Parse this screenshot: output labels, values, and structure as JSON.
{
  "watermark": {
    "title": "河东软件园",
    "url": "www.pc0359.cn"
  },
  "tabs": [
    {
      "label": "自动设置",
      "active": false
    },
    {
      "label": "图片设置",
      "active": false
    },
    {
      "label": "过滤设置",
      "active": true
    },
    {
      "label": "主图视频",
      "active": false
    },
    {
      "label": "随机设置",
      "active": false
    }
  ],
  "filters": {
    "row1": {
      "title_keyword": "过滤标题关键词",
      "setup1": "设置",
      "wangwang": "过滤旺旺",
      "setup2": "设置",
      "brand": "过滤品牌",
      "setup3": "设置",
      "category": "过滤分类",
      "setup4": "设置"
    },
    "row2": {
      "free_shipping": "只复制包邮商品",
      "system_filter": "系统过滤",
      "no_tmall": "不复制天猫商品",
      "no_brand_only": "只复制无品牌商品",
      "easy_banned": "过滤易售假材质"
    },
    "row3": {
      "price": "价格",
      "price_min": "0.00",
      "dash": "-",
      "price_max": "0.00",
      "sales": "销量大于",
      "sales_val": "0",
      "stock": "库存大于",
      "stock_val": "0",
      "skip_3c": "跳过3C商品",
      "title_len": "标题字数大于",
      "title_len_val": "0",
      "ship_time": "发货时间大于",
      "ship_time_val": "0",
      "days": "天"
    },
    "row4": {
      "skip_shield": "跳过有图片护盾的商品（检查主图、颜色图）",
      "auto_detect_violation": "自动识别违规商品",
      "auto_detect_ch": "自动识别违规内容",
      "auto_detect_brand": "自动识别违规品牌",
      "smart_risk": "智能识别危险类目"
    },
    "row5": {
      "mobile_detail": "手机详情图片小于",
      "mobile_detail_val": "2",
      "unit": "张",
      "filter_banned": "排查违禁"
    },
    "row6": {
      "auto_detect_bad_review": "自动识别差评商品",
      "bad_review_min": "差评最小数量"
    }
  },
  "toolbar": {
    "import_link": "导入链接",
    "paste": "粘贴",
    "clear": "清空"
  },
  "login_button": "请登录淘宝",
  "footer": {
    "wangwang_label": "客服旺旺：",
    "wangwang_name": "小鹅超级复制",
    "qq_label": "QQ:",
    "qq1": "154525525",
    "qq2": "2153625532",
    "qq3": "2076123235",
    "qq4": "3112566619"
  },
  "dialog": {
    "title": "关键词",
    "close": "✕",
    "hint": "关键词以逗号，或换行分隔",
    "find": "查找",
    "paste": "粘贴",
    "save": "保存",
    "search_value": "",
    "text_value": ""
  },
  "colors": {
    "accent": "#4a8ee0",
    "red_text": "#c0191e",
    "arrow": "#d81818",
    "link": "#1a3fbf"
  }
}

====================

→ Your instructions
Extract the complete set of records unchanged.

→ Output of the exercise
Parse this screenshot: output labels, values, and structure as JSON.
{
  "watermark": {
    "title": "河东软件园",
    "url": "www.pc0359.cn"
  },
  "tabs": [
    {
      "label": "自动设置",
      "active": false
    },
    {
      "label": "图片设置",
      "active": false
    },
    {
      "label": "过滤设置",
      "active": true
    },
    {
      "label": "主图视频",
      "active": false
    },
    {
      "label": "随机设置",
      "active": false
    }
  ],
  "filters": {
    "row1": {
      "title_keyword": "过滤标题关键词",
      "setup1": "设置",
      "wangwang": "过滤旺旺",
      "setup2": "设置",
      "brand": "过滤品牌",
      "setup3": "设置",
      "category": "过滤分类",
      "setup4": "设置"
    },
    "row2": {
      "free_shipping": "只复制包邮商品",
      "system_filter": "系统过滤",
      "no_tmall": "不复制天猫商品",
      "no_brand_only": "只复制无品牌商品",
      "easy_banned": "过滤易售假材质"
    },
    "row3": {
      "price": "价格",
      "price_min": "0.00",
      "dash": "-",
      "price_max": "0.00",
      "sales": "销量大于",
      "sales_val": "0",
      "stock": "库存大于",
      "stock_val": "0",
      "skip_3c": "跳过3C商品",
      "title_len": "标题字数大于",
      "title_len_val": "0",
      "ship_time": "发货时间大于",
      "ship_time_val": "0",
      "days": "天"
    },
    "row4": {
      "skip_shield": "跳过有图片护盾的商品（检查主图、颜色图）",
      "auto_detect_violation": "自动识别违规商品",
      "auto_detect_ch": "自动识别违规内容",
      "auto_detect_brand": "自动识别违规品牌",
      "smart_risk": "智能识别危险类目"
    },
    "row5": {
      "mobile_detail": "手机详情图片小于",
      "mobile_detail_val": "2",
      "unit": "张",
      "filter_banned": "排查违禁"
    },
    "row6": {
      "auto_detect_bad_review": "自动识别差评商品",
      "bad_review_min": "差评最小数量"
    }
  },
  "toolbar": {
    "import_link": "导入链接",
    "paste": "粘贴",
    "clear": "清空"
  },
  "login_button": "请登录淘宝",
  "footer": {
    "wangwang_label": "客服旺旺：",
    "wangwang_name": "小鹅超级复制",
    "qq_label": "QQ:",
    "qq1": "154525525",
    "qq2": "2153625532",
    "qq3": "2076123235",
    "qq4": "3112566619"
  },
  "dialog": {
    "title": "关键词",
    "close": "✕",
    "hint": "关键词以逗号，或换行分隔",
    "find": "查找",
    "paste": "粘贴",
    "save": "保存",
    "search_value": "",
    "text_value": ""
  },
  "colors": {
    "accent": "#4a8ee0",
    "red_text": "#c0191e",
    "arrow": "#d81818",
    "link": "#1a3fbf"
  }
}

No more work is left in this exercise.